* TO BE DONE *
Write out the full listing again, exactly as it stands.
##### TASK DATA #####
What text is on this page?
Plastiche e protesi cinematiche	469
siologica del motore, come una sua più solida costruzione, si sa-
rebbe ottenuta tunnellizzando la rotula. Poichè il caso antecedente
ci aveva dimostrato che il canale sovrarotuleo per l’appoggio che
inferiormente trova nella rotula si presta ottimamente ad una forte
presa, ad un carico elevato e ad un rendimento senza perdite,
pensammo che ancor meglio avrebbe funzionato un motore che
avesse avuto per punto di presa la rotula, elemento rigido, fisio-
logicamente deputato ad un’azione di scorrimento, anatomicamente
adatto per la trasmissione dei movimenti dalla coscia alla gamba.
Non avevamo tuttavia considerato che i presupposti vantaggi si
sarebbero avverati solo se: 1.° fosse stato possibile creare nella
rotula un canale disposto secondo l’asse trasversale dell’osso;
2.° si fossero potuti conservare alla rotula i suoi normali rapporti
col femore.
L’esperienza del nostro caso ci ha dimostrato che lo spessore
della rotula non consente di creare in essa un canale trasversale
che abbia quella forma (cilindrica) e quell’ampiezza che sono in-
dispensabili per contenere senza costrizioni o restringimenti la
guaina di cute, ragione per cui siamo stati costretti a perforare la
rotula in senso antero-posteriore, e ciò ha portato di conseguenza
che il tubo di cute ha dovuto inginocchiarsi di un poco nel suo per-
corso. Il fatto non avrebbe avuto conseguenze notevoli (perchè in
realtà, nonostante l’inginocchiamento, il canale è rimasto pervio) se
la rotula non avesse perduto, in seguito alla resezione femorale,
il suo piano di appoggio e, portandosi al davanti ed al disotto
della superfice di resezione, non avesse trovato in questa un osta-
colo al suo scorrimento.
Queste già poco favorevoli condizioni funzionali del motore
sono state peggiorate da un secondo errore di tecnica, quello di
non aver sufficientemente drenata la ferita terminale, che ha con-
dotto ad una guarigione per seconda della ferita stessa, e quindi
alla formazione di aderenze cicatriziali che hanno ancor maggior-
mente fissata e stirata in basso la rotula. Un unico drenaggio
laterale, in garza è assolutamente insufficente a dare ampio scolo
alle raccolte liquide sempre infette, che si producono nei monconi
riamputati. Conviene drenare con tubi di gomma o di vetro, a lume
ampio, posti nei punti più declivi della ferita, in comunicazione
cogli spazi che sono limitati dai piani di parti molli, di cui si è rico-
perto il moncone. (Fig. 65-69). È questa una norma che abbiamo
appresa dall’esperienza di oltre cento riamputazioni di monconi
#####
* ANSWER FOR THE TASK *
What text is on this page?
Plastiche e protesi cinematiche	469
siologica del motore, come una sua più solida costruzione, si sa-
rebbe ottenuta tunnellizzando la rotula. Poichè il caso antecedente
ci aveva dimostrato che il canale sovrarotuleo per l’appoggio che
inferiormente trova nella rotula si presta ottimamente ad una forte
presa, ad un carico elevato e ad un rendimento senza perdite,
pensammo che ancor meglio avrebbe funzionato un motore che
avesse avuto per punto di presa la rotula, elemento rigido, fisio-
logicamente deputato ad un’azione di scorrimento, anatomicamente
adatto per la trasmissione dei movimenti dalla coscia alla gamba.
Non avevamo tuttavia considerato che i presupposti vantaggi si
sarebbero avverati solo se: 1.° fosse stato possibile creare nella
rotula un canale disposto secondo l’asse trasversale dell’osso;
2.° si fossero potuti conservare alla rotula i suoi normali rapporti
col femore.
L’esperienza del nostro caso ci ha dimostrato che lo spessore
della rotula non consente di creare in essa un canale trasversale
che abbia quella forma (cilindrica) e quell’ampiezza che sono in-
dispensabili per contenere senza costrizioni o restringimenti la
guaina di cute, ragione per cui siamo stati costretti a perforare la
rotula in senso antero-posteriore, e ciò ha portato di conseguenza
che il tubo di cute ha dovuto inginocchiarsi di un poco nel suo per-
corso. Il fatto non avrebbe avuto conseguenze notevoli (perchè in
realtà, nonostante l’inginocchiamento, il canale è rimasto pervio) se
la rotula non avesse perduto, in seguito alla resezione femorale,
il suo piano di appoggio e, portandosi al davanti ed al disotto
della superfice di resezione, non avesse trovato in questa un osta-
colo al suo scorrimento.
Queste già poco favorevoli condizioni funzionali del motore
sono state peggiorate da un secondo errore di tecnica, quello di
non aver sufficientemente drenata la ferita terminale, che ha con-
dotto ad una guarigione per seconda della ferita stessa, e quindi
alla formazione di aderenze cicatriziali che hanno ancor maggior-
mente fissata e stirata in basso la rotula. Un unico drenaggio
laterale, in garza è assolutamente insufficente a dare ampio scolo
alle raccolte liquide sempre infette, che si producono nei monconi
riamputati. Conviene drenare con tubi di gomma o di vetro, a lume
ampio, posti nei punti più declivi della ferita, in comunicazione
cogli spazi che sono limitati dai piani di parti molli, di cui si è rico-
perto il moncone. (Fig. 65-69). È questa una norma che abbiamo
appresa dall’esperienza di oltre cento riamputazioni di monconi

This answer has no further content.